WRITTEN EXERCISE: Below are some records. Say how many of their lines include the string "JSON", giving only the number.

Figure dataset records
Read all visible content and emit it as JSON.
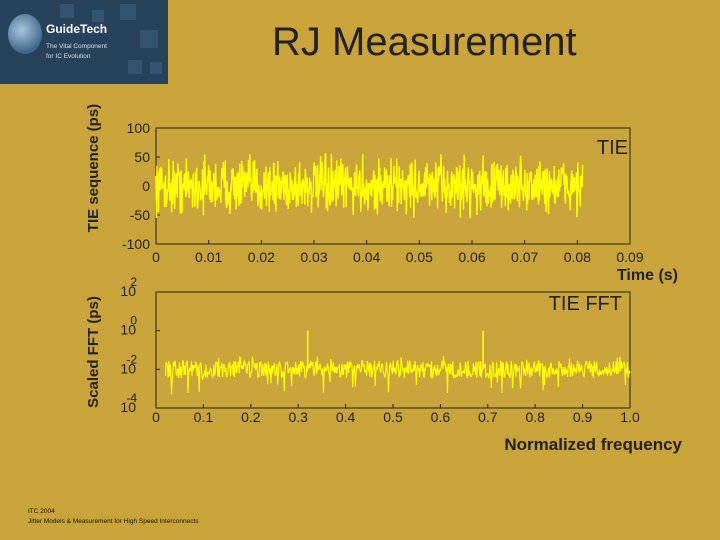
{
  "header": {
    "title": "RJ Measurement",
    "logo_name": "GuideTech",
    "logo_tagline_1": "The Vital Component",
    "logo_tagline_2": "for IC Evolution"
  },
  "footer": {
    "line1": "ITC 2004",
    "line2": "Jitter Models & Measurement for High Speed Interconnects"
  },
  "colors": {
    "background": "#c8a43a",
    "trace": "#ffff00",
    "axis": "#222222"
  },
  "chart_data": [
    {
      "type": "line",
      "legend": "TIE",
      "ylabel": "TIE sequence (ps)",
      "xlabel": "Time (s)",
      "xlim": [
        0,
        0.09
      ],
      "ylim": [
        -100,
        100
      ],
      "x_ticks": [
        "0",
        "0.01",
        "0.02",
        "0.03",
        "0.04",
        "0.05",
        "0.06",
        "0.07",
        "0.08",
        "0.09"
      ],
      "y_ticks": [
        "100",
        "50",
        "0",
        "-50",
        "-100"
      ],
      "signal_x_range": [
        0,
        0.081
      ],
      "signal_amplitude": [
        -55,
        55
      ]
    },
    {
      "type": "line",
      "legend": "TIE FFT",
      "ylabel": "Scaled FFT (ps)",
      "xlabel": "Normalized frequency",
      "xlim": [
        0,
        1.0
      ],
      "y_scale": "log",
      "ylim": [
        0.0001,
        100
      ],
      "x_ticks": [
        "0",
        "0.1",
        "0.2",
        "0.3",
        "0.4",
        "0.5",
        "0.6",
        "0.7",
        "0.8",
        "0.9",
        "1.0"
      ],
      "y_ticks": [
        {
          "base": "10",
          "exp": "2"
        },
        {
          "base": "10",
          "exp": "0"
        },
        {
          "base": "10",
          "exp": "-2"
        },
        {
          "base": "10",
          "exp": "-4"
        }
      ],
      "noise_floor": 0.01,
      "peaks": [
        {
          "x": 0.32,
          "y": 1
        },
        {
          "x": 0.69,
          "y": 1
        }
      ]
    }
  ]
}
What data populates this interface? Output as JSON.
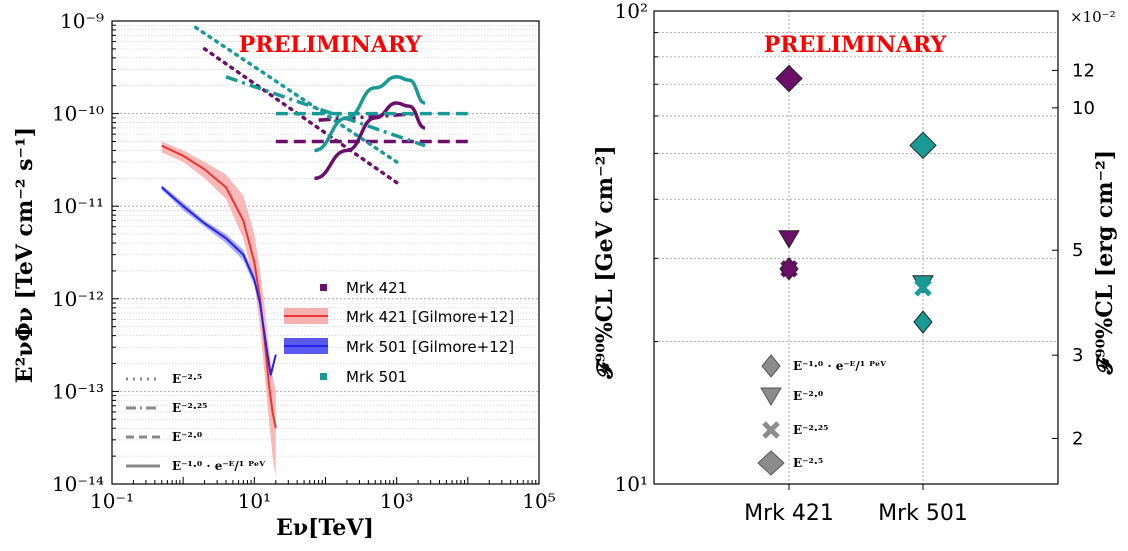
{
  "chart_data": [
    {
      "type": "line",
      "title": "",
      "annotation": "PRELIMINARY",
      "xlabel": "Eν[TeV]",
      "ylabel": "E²νΦν [TeV cm⁻² s⁻¹]",
      "xscale": "log",
      "yscale": "log",
      "xlim": [
        0.1,
        100000
      ],
      "ylim": [
        1e-14,
        1e-09
      ],
      "x_tick_labels": [
        "10⁻¹",
        "10¹",
        "10³",
        "10⁵"
      ],
      "y_tick_labels": [
        "10⁻⁹",
        "10⁻¹⁰",
        "10⁻¹¹",
        "10⁻¹²",
        "10⁻¹³",
        "10⁻¹⁴"
      ],
      "grid": true,
      "legend_position": "center-right",
      "legend_entries": [
        "Mrk 421",
        "Mrk 421 [Gilmore+12]",
        "Mrk 501 [Gilmore+12]",
        "Mrk 501"
      ],
      "linestyle_legend": [
        "E⁻²·⁵",
        "E⁻²·²⁵",
        "E⁻²·⁰",
        "E⁻¹·⁰ · e⁻ᴱ/¹ ᴾᵉⱽ"
      ],
      "colors": {
        "mrk421": "#6b0f6b",
        "mrk501": "#1a9a96",
        "mrk421_gilmore": "#ee3333",
        "mrk501_gilmore": "#2222ee"
      },
      "series": [
        {
          "name": "Mrk 421 [Gilmore+12]",
          "x": [
            0.5,
            1,
            2,
            4,
            7,
            10,
            12,
            14,
            16,
            18,
            20
          ],
          "values": [
            4.5e-11,
            3.5e-11,
            2.5e-11,
            1.6e-11,
            7e-12,
            2.5e-12,
            1e-12,
            3.5e-13,
            1.2e-13,
            6e-14,
            4e-14
          ],
          "band_low": [
            3.8e-11,
            3e-11,
            2e-11,
            1.2e-11,
            4.5e-12,
            1.5e-12,
            5e-13,
            1.5e-13,
            5e-14,
            2e-14,
            1.2e-14
          ],
          "band_high": [
            5e-11,
            4e-11,
            3e-11,
            2.2e-11,
            1.3e-11,
            5e-12,
            2e-12,
            8e-13,
            3e-13,
            1.5e-13,
            1e-13
          ]
        },
        {
          "name": "Mrk 501 [Gilmore+12]",
          "x": [
            0.5,
            1,
            2,
            4,
            7,
            10,
            12,
            14,
            17,
            20
          ],
          "values": [
            1.6e-11,
            1e-11,
            6.5e-12,
            4.5e-12,
            3e-12,
            1.6e-12,
            9e-13,
            4e-13,
            1.5e-13,
            2.5e-13
          ],
          "band_low": [
            1.5e-11,
            9e-12,
            6e-12,
            4e-12,
            2.6e-12,
            1.4e-12,
            8e-13,
            3.5e-13,
            1.3e-13,
            2.5e-13
          ],
          "band_high": [
            1.7e-11,
            1.1e-11,
            7e-12,
            5e-12,
            3.4e-12,
            1.8e-12,
            1e-12,
            4.5e-13,
            1.7e-13,
            2.5e-13
          ]
        },
        {
          "name": "Mrk 421 E-2.5",
          "x": [
            2,
            1000
          ],
          "values": [
            5e-10,
            1.8e-11
          ],
          "style": "dotted",
          "color": "mrk421"
        },
        {
          "name": "Mrk 421 E-2.25",
          "x": [
            80,
            2000
          ],
          "values": [
            8.5e-11,
            1e-10
          ],
          "style": "dashdot",
          "color": "mrk421"
        },
        {
          "name": "Mrk 421 E-2.0",
          "x": [
            20,
            10000
          ],
          "values": [
            5e-11,
            5e-11
          ],
          "style": "dashed",
          "color": "mrk421"
        },
        {
          "name": "Mrk 421 E-1.0 cutoff",
          "x": [
            70,
            200,
            500,
            1000,
            1500,
            2500
          ],
          "values": [
            2e-11,
            4e-11,
            9e-11,
            1.3e-10,
            1.2e-10,
            7e-11
          ],
          "style": "solid",
          "color": "mrk421"
        },
        {
          "name": "Mrk 501 E-2.5",
          "x": [
            1.5,
            1000
          ],
          "values": [
            8.5e-10,
            3e-11
          ],
          "style": "dotted",
          "color": "mrk501"
        },
        {
          "name": "Mrk 501 E-2.25",
          "x": [
            4,
            2500
          ],
          "values": [
            2.5e-10,
            4.5e-11
          ],
          "style": "dashdot",
          "color": "mrk501"
        },
        {
          "name": "Mrk 501 E-2.0",
          "x": [
            20,
            10000
          ],
          "values": [
            1e-10,
            1e-10
          ],
          "style": "dashed",
          "color": "mrk501"
        },
        {
          "name": "Mrk 501 E-1.0 cutoff",
          "x": [
            70,
            200,
            500,
            1000,
            1500,
            2500
          ],
          "values": [
            4e-11,
            9e-11,
            1.9e-10,
            2.5e-10,
            2.3e-10,
            1.3e-10
          ],
          "style": "solid",
          "color": "mrk501"
        }
      ]
    },
    {
      "type": "scatter",
      "title": "",
      "annotation": "PRELIMINARY",
      "categories": [
        "Mrk 421",
        "Mrk 501"
      ],
      "ylabel": "𝓕⁹⁰%CL [GeV cm⁻²]",
      "ylabel_right": "𝓕⁹⁰%CL [erg cm⁻²]",
      "yscale": "log",
      "ylim": [
        10,
        100
      ],
      "y_tick_labels": [
        "10¹",
        "10²"
      ],
      "right_axis_multiplier": "×10⁻²",
      "right_tick_labels": [
        "12",
        "10",
        "5",
        "3",
        "2"
      ],
      "right_tick_values": [
        0.12,
        0.1,
        0.05,
        0.03,
        0.02
      ],
      "grid": true,
      "legend_position": "lower-center",
      "legend_entries": [
        "E⁻¹·⁰ · e⁻ᴱ/¹ ᴾᵉⱽ",
        "E⁻²·⁰",
        "E⁻²·²⁵",
        "E⁻²·⁵"
      ],
      "colors": {
        "mrk421": "#6b0f6b",
        "mrk501": "#1a9a96",
        "legend_marker": "#8c8c8c"
      },
      "series": [
        {
          "name": "E-2.5",
          "marker": "diamond-large",
          "values": [
            72,
            52
          ]
        },
        {
          "name": "E-2.0",
          "marker": "triangle-down",
          "values": [
            33,
            26.5
          ]
        },
        {
          "name": "E-2.25",
          "marker": "x",
          "values": [
            28.5,
            26
          ]
        },
        {
          "name": "E-1.0 cutoff",
          "marker": "diamond-small",
          "values": [
            28.5,
            22
          ]
        }
      ]
    }
  ]
}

TASK RESULT: 2